Problem description: Copy all lines of the listing that include the string "October".

Input for this task:
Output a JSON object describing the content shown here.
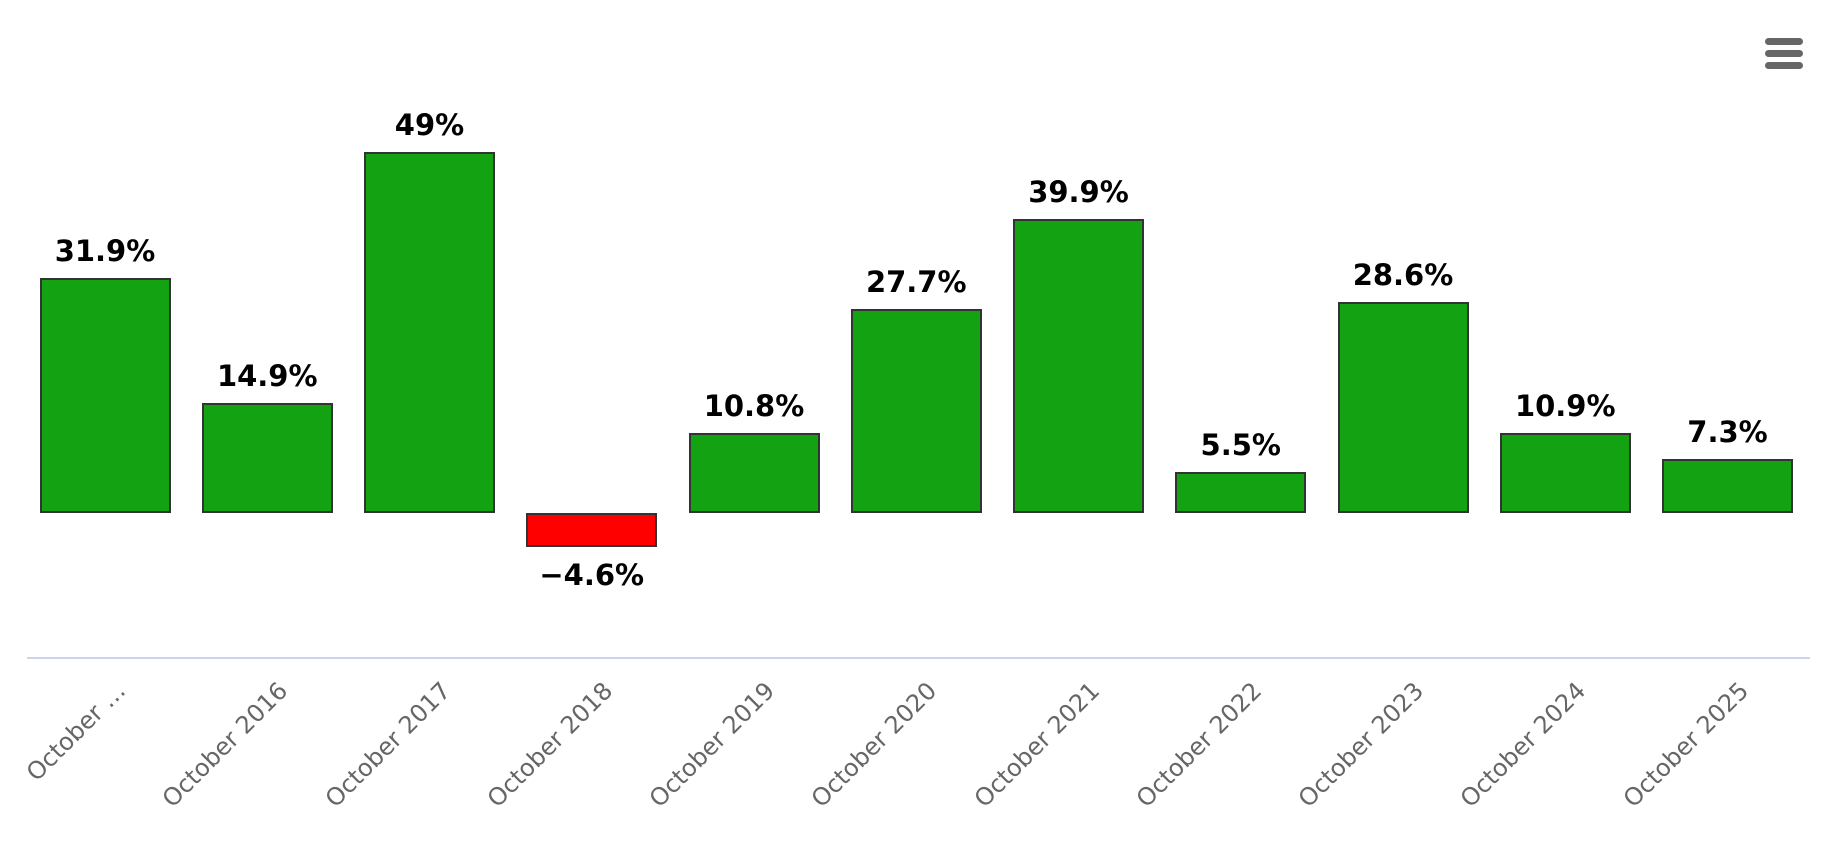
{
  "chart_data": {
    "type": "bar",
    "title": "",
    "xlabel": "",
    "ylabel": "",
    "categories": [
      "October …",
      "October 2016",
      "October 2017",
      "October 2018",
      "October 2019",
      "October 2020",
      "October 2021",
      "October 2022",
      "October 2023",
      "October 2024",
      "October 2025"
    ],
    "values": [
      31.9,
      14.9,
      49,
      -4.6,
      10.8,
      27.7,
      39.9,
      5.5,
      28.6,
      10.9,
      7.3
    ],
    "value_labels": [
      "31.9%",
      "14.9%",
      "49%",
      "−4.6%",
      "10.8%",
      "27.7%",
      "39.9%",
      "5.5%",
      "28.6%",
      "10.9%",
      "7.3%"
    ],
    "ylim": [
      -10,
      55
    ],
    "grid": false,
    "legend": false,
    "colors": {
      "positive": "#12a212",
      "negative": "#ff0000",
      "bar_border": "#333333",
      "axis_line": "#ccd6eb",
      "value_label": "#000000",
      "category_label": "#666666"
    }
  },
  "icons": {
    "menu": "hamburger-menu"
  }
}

Task solution:
      "October …",
      "October 2016",
      "October 2017",
      "October 2018",
      "October 2019",
      "October 2020",
      "October 2021",
      "October 2022",
      "October 2023",
      "October 2024",
      "October 2025"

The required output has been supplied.